__Prompt__
Gather the lines below that include the string "zawodowego", copying each in full.
■ ■ ■ ■ ■
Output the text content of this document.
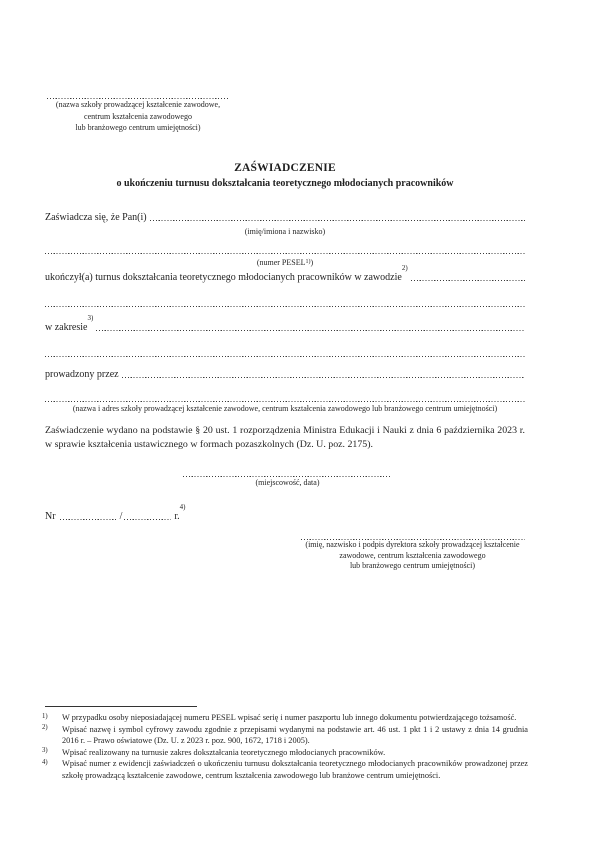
(nazwa szkoły prowadzącej kształcenie zawodowe,
centrum kształcenia zawodowego
lub branżowego centrum umiejętności)
ZAŚWIADCZENIE
o ukończeniu turnusu dokształcania teoretycznego młodocianych pracowników
Zaświadcza się, że Pan(i)
(imię/imiona i nazwisko)
(numer PESEL$^{1)}$)
ukończył(a) turnus dokształcania teoretycznego młodocianych pracowników w zawodzie
2)
w zakresie
3)
prowadzony przez
(nazwa i adres szkoły prowadzącej kształcenie zawodowe, centrum kształcenia zawodowego lub branżowego centrum umiejętności)
Zaświadczenie wydano na podstawie § 20 ust. 1 rozporządzenia Ministra Edukacji i Nauki z dnia 6 października 2023 r.
w sprawie kształcenia ustawicznego w formach pozaszkolnych (Dz. U. poz. 2175).
(miejscowość, data)
Nr	/	r.
4)
(imię, nazwisko i podpis dyrektora szkoły prowadzącej kształcenie
zawodowe, centrum kształcenia zawodowego
lub branżowego centrum umiejętności)
1)	W przypadku osoby nieposiadającej numeru PESEL wpisać serię i numer paszportu lub innego dokumentu potwierdzającego tożsamość.
2)	Wpisać nazwę i symbol cyfrowy zawodu zgodnie z przepisami wydanymi na podstawie art. 46 ust. 1 pkt 1 i 2 ustawy z dnia 14 grudnia 2016 r. – Prawo oświatowe (Dz. U. z 2023 r. poz. 900, 1672, 1718 i 2005).
3)	Wpisać realizowany na turnusie zakres dokształcania teoretycznego młodocianych pracowników.
4)	Wpisać numer z ewidencji zaświadczeń o ukończeniu turnusu dokształcania teoretycznego młodocianych pracowników prowadzonej przez szkołę prowadzącą kształcenie zawodowe, centrum kształcenia zawodowego lub branżowe centrum umiejętności.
■ ■ ■ ■ ■
__Final result__
centrum kształcenia zawodowego
(nazwa i adres szkoły prowadzącej kształcenie zawodowe, centrum kształcenia zawodowego lub branżowego centrum umiejętności)
zawodowe, centrum kształcenia zawodowego
4)	Wpisać numer z ewidencji zaświadczeń o ukończeniu turnusu dokształcania teoretycznego młodocianych pracowników prowadzonej przez szkołę prowadzącą kształcenie zawodowe, centrum kształcenia zawodowego lub branżowe centrum umiejętności.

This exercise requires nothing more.